Instruction: Set down, in full, every record in the block.

(begin)

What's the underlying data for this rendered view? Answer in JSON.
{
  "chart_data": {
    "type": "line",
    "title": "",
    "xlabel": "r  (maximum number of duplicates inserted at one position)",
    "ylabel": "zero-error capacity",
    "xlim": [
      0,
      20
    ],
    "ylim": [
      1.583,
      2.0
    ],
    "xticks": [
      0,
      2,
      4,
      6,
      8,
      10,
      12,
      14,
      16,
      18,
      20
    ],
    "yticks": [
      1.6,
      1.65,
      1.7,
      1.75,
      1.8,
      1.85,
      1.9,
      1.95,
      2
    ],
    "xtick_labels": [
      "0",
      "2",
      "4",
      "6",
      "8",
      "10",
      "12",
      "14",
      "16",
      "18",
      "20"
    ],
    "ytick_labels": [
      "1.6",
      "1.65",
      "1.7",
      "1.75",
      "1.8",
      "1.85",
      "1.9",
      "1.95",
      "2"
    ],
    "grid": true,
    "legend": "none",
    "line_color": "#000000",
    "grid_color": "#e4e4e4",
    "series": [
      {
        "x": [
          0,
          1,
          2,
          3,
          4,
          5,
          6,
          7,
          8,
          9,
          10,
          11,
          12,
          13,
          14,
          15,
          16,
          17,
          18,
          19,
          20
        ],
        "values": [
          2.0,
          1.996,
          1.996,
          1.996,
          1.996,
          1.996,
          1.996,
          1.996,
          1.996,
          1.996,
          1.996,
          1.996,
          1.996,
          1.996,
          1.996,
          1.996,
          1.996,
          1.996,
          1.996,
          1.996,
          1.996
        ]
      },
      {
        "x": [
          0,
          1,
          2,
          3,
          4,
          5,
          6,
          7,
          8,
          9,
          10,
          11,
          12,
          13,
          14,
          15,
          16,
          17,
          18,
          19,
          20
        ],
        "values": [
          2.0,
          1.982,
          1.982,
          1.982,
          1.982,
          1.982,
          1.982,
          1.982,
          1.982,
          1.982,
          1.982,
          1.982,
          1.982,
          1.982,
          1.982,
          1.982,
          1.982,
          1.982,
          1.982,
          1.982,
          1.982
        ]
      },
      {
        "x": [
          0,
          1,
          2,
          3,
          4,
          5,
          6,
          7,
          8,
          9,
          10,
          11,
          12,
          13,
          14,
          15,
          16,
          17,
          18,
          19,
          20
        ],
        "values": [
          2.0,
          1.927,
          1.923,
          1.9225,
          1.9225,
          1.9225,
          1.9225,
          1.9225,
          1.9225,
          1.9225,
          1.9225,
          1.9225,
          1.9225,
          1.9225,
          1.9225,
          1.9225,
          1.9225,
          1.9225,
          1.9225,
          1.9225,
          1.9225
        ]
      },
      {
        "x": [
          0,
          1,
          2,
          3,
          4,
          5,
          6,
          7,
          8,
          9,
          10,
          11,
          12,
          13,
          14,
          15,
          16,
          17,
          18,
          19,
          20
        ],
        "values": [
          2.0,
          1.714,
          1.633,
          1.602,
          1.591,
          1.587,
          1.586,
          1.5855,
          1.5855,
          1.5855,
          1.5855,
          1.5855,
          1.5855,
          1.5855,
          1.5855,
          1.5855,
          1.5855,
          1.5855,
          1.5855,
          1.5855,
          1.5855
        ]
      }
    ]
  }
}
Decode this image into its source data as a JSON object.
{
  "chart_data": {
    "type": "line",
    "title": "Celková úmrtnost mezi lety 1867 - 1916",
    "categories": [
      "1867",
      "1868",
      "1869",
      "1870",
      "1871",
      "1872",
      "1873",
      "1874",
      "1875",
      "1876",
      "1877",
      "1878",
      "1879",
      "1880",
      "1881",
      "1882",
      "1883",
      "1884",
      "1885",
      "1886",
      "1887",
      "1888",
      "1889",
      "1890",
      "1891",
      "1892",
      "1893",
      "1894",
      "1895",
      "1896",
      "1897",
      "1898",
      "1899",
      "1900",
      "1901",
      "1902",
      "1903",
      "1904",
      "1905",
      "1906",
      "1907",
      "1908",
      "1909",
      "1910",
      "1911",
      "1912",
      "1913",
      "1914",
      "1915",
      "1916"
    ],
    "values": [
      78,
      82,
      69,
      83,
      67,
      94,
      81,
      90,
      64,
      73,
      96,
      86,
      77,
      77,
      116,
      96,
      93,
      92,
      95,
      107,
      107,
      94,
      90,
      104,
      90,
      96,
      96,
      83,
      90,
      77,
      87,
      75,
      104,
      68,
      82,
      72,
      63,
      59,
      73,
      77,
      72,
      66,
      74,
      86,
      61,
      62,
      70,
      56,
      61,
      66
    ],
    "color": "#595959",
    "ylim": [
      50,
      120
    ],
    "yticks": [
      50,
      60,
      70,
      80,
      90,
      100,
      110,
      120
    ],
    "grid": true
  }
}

(end)

Response to the exercise:
What's the underlying data for this rendered view? Answer in JSON.
{
  "chart_data": {
    "type": "line",
    "title": "",
    "xlabel": "r  (maximum number of duplicates inserted at one position)",
    "ylabel": "zero-error capacity",
    "xlim": [
      0,
      20
    ],
    "ylim": [
      1.583,
      2.0
    ],
    "xticks": [
      0,
      2,
      4,
      6,
      8,
      10,
      12,
      14,
      16,
      18,
      20
    ],
    "yticks": [
      1.6,
      1.65,
      1.7,
      1.75,
      1.8,
      1.85,
      1.9,
      1.95,
      2
    ],
    "xtick_labels": [
      "0",
      "2",
      "4",
      "6",
      "8",
      "10",
      "12",
      "14",
      "16",
      "18",
      "20"
    ],
    "ytick_labels": [
      "1.6",
      "1.65",
      "1.7",
      "1.75",
      "1.8",
      "1.85",
      "1.9",
      "1.95",
      "2"
    ],
    "grid": true,
    "legend": "none",
    "line_color": "#000000",
    "grid_color": "#e4e4e4",
    "series": [
      {
        "x": [
          0,
          1,
          2,
          3,
          4,
          5,
          6,
          7,
          8,
          9,
          10,
          11,
          12,
          13,
          14,
          15,
          16,
          17,
          18,
          19,
          20
        ],
        "values": [
          2.0,
          1.996,
          1.996,
          1.996,
          1.996,
          1.996,
          1.996,
          1.996,
          1.996,
          1.996,
          1.996,
          1.996,
          1.996,
          1.996,
          1.996,
          1.996,
          1.996,
          1.996,
          1.996,
          1.996,
          1.996
        ]
      },
      {
        "x": [
          0,
          1,
          2,
          3,
          4,
          5,
          6,
          7,
          8,
          9,
          10,
          11,
          12,
          13,
          14,
          15,
          16,
          17,
          18,
          19,
          20
        ],
        "values": [
          2.0,
          1.982,
          1.982,
          1.982,
          1.982,
          1.982,
          1.982,
          1.982,
          1.982,
          1.982,
          1.982,
          1.982,
          1.982,
          1.982,
          1.982,
          1.982,
          1.982,
          1.982,
          1.982,
          1.982,
          1.982
        ]
      },
      {
        "x": [
          0,
          1,
          2,
          3,
          4,
          5,
          6,
          7,
          8,
          9,
          10,
          11,
          12,
          13,
          14,
          15,
          16,
          17,
          18,
          19,
          20
        ],
        "values": [
          2.0,
          1.927,
          1.923,
          1.9225,
          1.9225,
          1.9225,
          1.9225,
          1.9225,
          1.9225,
          1.9225,
          1.9225,
          1.9225,
          1.9225,
          1.9225,
          1.9225,
          1.9225,
          1.9225,
          1.9225,
          1.9225,
          1.9225,
          1.9225
        ]
      },
      {
        "x": [
          0,
          1,
          2,
          3,
          4,
          5,
          6,
          7,
          8,
          9,
          10,
          11,
          12,
          13,
          14,
          15,
          16,
          17,
          18,
          19,
          20
        ],
        "values": [
          2.0,
          1.714,
          1.633,
          1.602,
          1.591,
          1.587,
          1.586,
          1.5855,
          1.5855,
          1.5855,
          1.5855,
          1.5855,
          1.5855,
          1.5855,
          1.5855,
          1.5855,
          1.5855,
          1.5855,
          1.5855,
          1.5855,
          1.5855
        ]
      }
    ]
  }
}
Decode this image into its source data as a JSON object.
{
  "chart_data": {
    "type": "line",
    "title": "Celková úmrtnost mezi lety 1867 - 1916",
    "categories": [
      "1867",
      "1868",
      "1869",
      "1870",
      "1871",
      "1872",
      "1873",
      "1874",
      "1875",
      "1876",
      "1877",
      "1878",
      "1879",
      "1880",
      "1881",
      "1882",
      "1883",
      "1884",
      "1885",
      "1886",
      "1887",
      "1888",
      "1889",
      "1890",
      "1891",
      "1892",
      "1893",
      "1894",
      "1895",
      "1896",
      "1897",
      "1898",
      "1899",
      "1900",
      "1901",
      "1902",
      "1903",
      "1904",
      "1905",
      "1906",
      "1907",
      "1908",
      "1909",
      "1910",
      "1911",
      "1912",
      "1913",
      "1914",
      "1915",
      "1916"
    ],
    "values": [
      78,
      82,
      69,
      83,
      67,
      94,
      81,
      90,
      64,
      73,
      96,
      86,
      77,
      77,
      116,
      96,
      93,
      92,
      95,
      107,
      107,
      94,
      90,
      104,
      90,
      96,
      96,
      83,
      90,
      77,
      87,
      75,
      104,
      68,
      82,
      72,
      63,
      59,
      73,
      77,
      72,
      66,
      74,
      86,
      61,
      62,
      70,
      56,
      61,
      66
    ],
    "color": "#595959",
    "ylim": [
      50,
      120
    ],
    "yticks": [
      50,
      60,
      70,
      80,
      90,
      100,
      110,
      120
    ],
    "grid": true
  }
}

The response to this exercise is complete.